(Data to process):
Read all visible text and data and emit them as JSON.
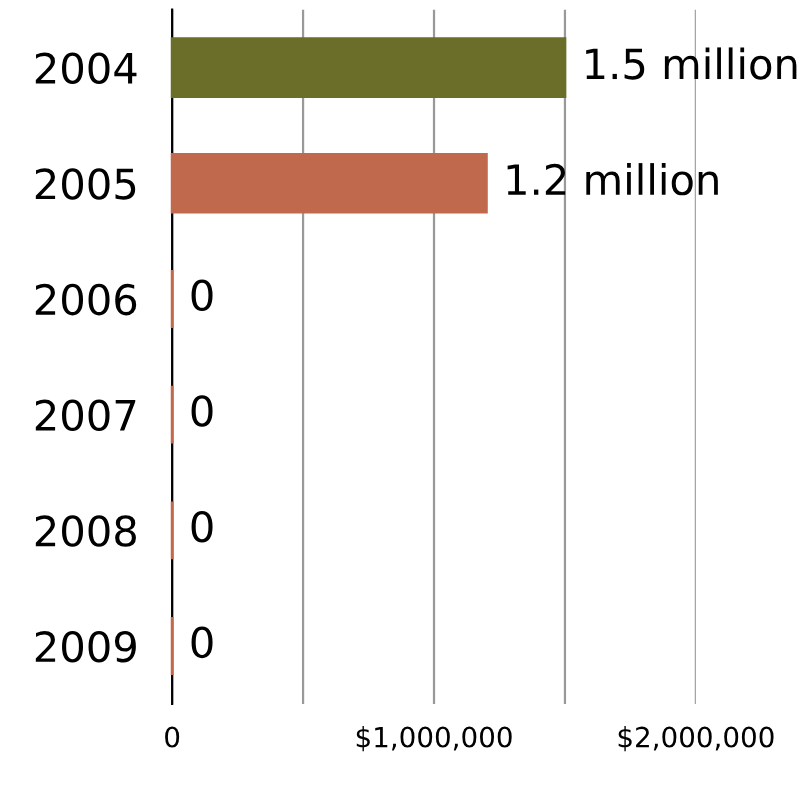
{
  "chart_data": {
    "type": "bar",
    "orientation": "horizontal",
    "categories": [
      "2004",
      "2005",
      "2006",
      "2007",
      "2008",
      "2009"
    ],
    "values": [
      1500000,
      1200000,
      0,
      0,
      0,
      0
    ],
    "colors": [
      "#6b6e28",
      "#c0694c",
      "#c0694c",
      "#c0694c",
      "#c0694c",
      "#c0694c"
    ],
    "value_labels": [
      "1.5 million",
      "1.2 million",
      "0",
      "0",
      "0",
      "0"
    ],
    "xlim": [
      0,
      2000000
    ],
    "xticks": [
      0,
      {
        "value": 500000,
        "label": null
      },
      {
        "value": 1000000,
        "label": "$1,000,000"
      },
      {
        "value": 1500000,
        "label": null
      },
      {
        "value": 2000000,
        "label": "$2,000,000"
      }
    ],
    "grid": "x"
  }
}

(Task statement):
Restate the records above in full, word for word. Keep pictures out.

(Solution to this problem):
Read all visible text and data and emit them as JSON.
{
  "chart_data": {
    "type": "bar",
    "orientation": "horizontal",
    "categories": [
      "2004",
      "2005",
      "2006",
      "2007",
      "2008",
      "2009"
    ],
    "values": [
      1500000,
      1200000,
      0,
      0,
      0,
      0
    ],
    "colors": [
      "#6b6e28",
      "#c0694c",
      "#c0694c",
      "#c0694c",
      "#c0694c",
      "#c0694c"
    ],
    "value_labels": [
      "1.5 million",
      "1.2 million",
      "0",
      "0",
      "0",
      "0"
    ],
    "xlim": [
      0,
      2000000
    ],
    "xticks": [
      0,
      {
        "value": 500000,
        "label": null
      },
      {
        "value": 1000000,
        "label": "$1,000,000"
      },
      {
        "value": 1500000,
        "label": null
      },
      {
        "value": 2000000,
        "label": "$2,000,000"
      }
    ],
    "grid": "x"
  }
}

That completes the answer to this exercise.